Please print the full listing exactly.
□ □ □
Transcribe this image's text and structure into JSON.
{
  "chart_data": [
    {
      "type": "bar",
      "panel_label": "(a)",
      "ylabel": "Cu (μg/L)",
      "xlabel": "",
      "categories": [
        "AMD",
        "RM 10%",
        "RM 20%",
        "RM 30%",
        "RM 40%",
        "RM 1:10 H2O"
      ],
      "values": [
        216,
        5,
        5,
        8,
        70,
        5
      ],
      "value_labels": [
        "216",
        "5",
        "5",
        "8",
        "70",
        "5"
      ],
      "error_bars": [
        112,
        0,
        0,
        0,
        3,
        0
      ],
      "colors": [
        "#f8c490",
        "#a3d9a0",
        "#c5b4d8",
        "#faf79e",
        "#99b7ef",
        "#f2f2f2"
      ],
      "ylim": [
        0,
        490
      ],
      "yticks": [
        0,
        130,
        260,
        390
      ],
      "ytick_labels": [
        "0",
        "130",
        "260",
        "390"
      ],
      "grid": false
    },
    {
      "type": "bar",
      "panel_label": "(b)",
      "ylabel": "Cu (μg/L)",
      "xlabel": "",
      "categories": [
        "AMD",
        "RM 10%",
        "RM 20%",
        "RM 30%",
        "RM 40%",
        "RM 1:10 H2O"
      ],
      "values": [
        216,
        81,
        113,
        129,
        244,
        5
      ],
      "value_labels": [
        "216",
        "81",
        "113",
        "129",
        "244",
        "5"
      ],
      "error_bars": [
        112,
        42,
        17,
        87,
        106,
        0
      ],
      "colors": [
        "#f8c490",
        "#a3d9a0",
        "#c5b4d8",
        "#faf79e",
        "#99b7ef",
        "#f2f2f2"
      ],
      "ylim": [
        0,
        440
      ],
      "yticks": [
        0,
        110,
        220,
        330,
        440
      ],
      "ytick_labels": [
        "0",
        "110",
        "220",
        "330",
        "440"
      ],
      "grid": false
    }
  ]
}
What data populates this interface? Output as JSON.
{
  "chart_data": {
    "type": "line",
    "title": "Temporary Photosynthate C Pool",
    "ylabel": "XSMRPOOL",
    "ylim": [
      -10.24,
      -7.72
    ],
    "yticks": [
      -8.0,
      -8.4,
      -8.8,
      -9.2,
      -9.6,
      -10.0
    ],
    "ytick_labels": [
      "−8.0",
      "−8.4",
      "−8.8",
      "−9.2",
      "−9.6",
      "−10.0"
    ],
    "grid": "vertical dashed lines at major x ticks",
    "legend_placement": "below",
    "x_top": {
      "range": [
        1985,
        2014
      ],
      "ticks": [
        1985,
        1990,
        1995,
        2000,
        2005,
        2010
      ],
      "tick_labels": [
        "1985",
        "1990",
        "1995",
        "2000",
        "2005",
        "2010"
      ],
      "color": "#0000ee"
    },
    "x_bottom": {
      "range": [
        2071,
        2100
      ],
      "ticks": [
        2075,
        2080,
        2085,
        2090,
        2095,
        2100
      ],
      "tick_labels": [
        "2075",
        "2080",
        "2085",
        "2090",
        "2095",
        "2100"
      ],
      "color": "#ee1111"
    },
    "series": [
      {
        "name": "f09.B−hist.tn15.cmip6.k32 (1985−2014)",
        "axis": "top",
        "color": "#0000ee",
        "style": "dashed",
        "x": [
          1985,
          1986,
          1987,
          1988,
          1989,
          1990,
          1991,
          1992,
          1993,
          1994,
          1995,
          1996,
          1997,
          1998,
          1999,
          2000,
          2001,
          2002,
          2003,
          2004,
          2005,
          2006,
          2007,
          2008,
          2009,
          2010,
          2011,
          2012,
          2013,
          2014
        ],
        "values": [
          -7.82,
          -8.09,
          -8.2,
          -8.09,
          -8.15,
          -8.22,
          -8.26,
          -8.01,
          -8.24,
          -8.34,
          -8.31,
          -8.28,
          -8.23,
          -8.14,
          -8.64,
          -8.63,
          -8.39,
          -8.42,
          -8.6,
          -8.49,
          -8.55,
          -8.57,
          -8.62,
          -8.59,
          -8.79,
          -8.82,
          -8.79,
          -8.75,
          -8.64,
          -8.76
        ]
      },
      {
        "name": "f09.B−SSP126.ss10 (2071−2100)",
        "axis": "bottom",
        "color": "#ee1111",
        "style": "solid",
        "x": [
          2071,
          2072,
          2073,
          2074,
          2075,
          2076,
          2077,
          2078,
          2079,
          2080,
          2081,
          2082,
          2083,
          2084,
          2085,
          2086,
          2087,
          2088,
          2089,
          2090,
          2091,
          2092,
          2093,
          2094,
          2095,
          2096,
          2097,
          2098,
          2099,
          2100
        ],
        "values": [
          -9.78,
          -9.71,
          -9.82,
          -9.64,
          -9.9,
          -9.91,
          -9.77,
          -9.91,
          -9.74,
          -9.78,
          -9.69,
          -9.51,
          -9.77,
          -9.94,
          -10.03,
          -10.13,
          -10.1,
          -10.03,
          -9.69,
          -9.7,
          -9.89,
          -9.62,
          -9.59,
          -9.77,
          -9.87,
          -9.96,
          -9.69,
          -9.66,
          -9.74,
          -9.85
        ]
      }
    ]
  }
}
□ □ □
__RESPONSE__.
Transcribe this image's text and structure into JSON.
{
  "chart_data": [
    {
      "type": "bar",
      "panel_label": "(a)",
      "ylabel": "Cu (μg/L)",
      "xlabel": "",
      "categories": [
        "AMD",
        "RM 10%",
        "RM 20%",
        "RM 30%",
        "RM 40%",
        "RM 1:10 H2O"
      ],
      "values": [
        216,
        5,
        5,
        8,
        70,
        5
      ],
      "value_labels": [
        "216",
        "5",
        "5",
        "8",
        "70",
        "5"
      ],
      "error_bars": [
        112,
        0,
        0,
        0,
        3,
        0
      ],
      "colors": [
        "#f8c490",
        "#a3d9a0",
        "#c5b4d8",
        "#faf79e",
        "#99b7ef",
        "#f2f2f2"
      ],
      "ylim": [
        0,
        490
      ],
      "yticks": [
        0,
        130,
        260,
        390
      ],
      "ytick_labels": [
        "0",
        "130",
        "260",
        "390"
      ],
      "grid": false
    },
    {
      "type": "bar",
      "panel_label": "(b)",
      "ylabel": "Cu (μg/L)",
      "xlabel": "",
      "categories": [
        "AMD",
        "RM 10%",
        "RM 20%",
        "RM 30%",
        "RM 40%",
        "RM 1:10 H2O"
      ],
      "values": [
        216,
        81,
        113,
        129,
        244,
        5
      ],
      "value_labels": [
        "216",
        "81",
        "113",
        "129",
        "244",
        "5"
      ],
      "error_bars": [
        112,
        42,
        17,
        87,
        106,
        0
      ],
      "colors": [
        "#f8c490",
        "#a3d9a0",
        "#c5b4d8",
        "#faf79e",
        "#99b7ef",
        "#f2f2f2"
      ],
      "ylim": [
        0,
        440
      ],
      "yticks": [
        0,
        110,
        220,
        330,
        440
      ],
      "ytick_labels": [
        "0",
        "110",
        "220",
        "330",
        "440"
      ],
      "grid": false
    }
  ]
}
What data populates this interface? Output as JSON.
{
  "chart_data": {
    "type": "line",
    "title": "Temporary Photosynthate C Pool",
    "ylabel": "XSMRPOOL",
    "ylim": [
      -10.24,
      -7.72
    ],
    "yticks": [
      -8.0,
      -8.4,
      -8.8,
      -9.2,
      -9.6,
      -10.0
    ],
    "ytick_labels": [
      "−8.0",
      "−8.4",
      "−8.8",
      "−9.2",
      "−9.6",
      "−10.0"
    ],
    "grid": "vertical dashed lines at major x ticks",
    "legend_placement": "below",
    "x_top": {
      "range": [
        1985,
        2014
      ],
      "ticks": [
        1985,
        1990,
        1995,
        2000,
        2005,
        2010
      ],
      "tick_labels": [
        "1985",
        "1990",
        "1995",
        "2000",
        "2005",
        "2010"
      ],
      "color": "#0000ee"
    },
    "x_bottom": {
      "range": [
        2071,
        2100
      ],
      "ticks": [
        2075,
        2080,
        2085,
        2090,
        2095,
        2100
      ],
      "tick_labels": [
        "2075",
        "2080",
        "2085",
        "2090",
        "2095",
        "2100"
      ],
      "color": "#ee1111"
    },
    "series": [
      {
        "name": "f09.B−hist.tn15.cmip6.k32 (1985−2014)",
        "axis": "top",
        "color": "#0000ee",
        "style": "dashed",
        "x": [
          1985,
          1986,
          1987,
          1988,
          1989,
          1990,
          1991,
          1992,
          1993,
          1994,
          1995,
          1996,
          1997,
          1998,
          1999,
          2000,
          2001,
          2002,
          2003,
          2004,
          2005,
          2006,
          2007,
          2008,
          2009,
          2010,
          2011,
          2012,
          2013,
          2014
        ],
        "values": [
          -7.82,
          -8.09,
          -8.2,
          -8.09,
          -8.15,
          -8.22,
          -8.26,
          -8.01,
          -8.24,
          -8.34,
          -8.31,
          -8.28,
          -8.23,
          -8.14,
          -8.64,
          -8.63,
          -8.39,
          -8.42,
          -8.6,
          -8.49,
          -8.55,
          -8.57,
          -8.62,
          -8.59,
          -8.79,
          -8.82,
          -8.79,
          -8.75,
          -8.64,
          -8.76
        ]
      },
      {
        "name": "f09.B−SSP126.ss10 (2071−2100)",
        "axis": "bottom",
        "color": "#ee1111",
        "style": "solid",
        "x": [
          2071,
          2072,
          2073,
          2074,
          2075,
          2076,
          2077,
          2078,
          2079,
          2080,
          2081,
          2082,
          2083,
          2084,
          2085,
          2086,
          2087,
          2088,
          2089,
          2090,
          2091,
          2092,
          2093,
          2094,
          2095,
          2096,
          2097,
          2098,
          2099,
          2100
        ],
        "values": [
          -9.78,
          -9.71,
          -9.82,
          -9.64,
          -9.9,
          -9.91,
          -9.77,
          -9.91,
          -9.74,
          -9.78,
          -9.69,
          -9.51,
          -9.77,
          -9.94,
          -10.03,
          -10.13,
          -10.1,
          -10.03,
          -9.69,
          -9.7,
          -9.89,
          -9.62,
          -9.59,
          -9.77,
          -9.87,
          -9.96,
          -9.69,
          -9.66,
          -9.74,
          -9.85
        ]
      }
    ]
  }
}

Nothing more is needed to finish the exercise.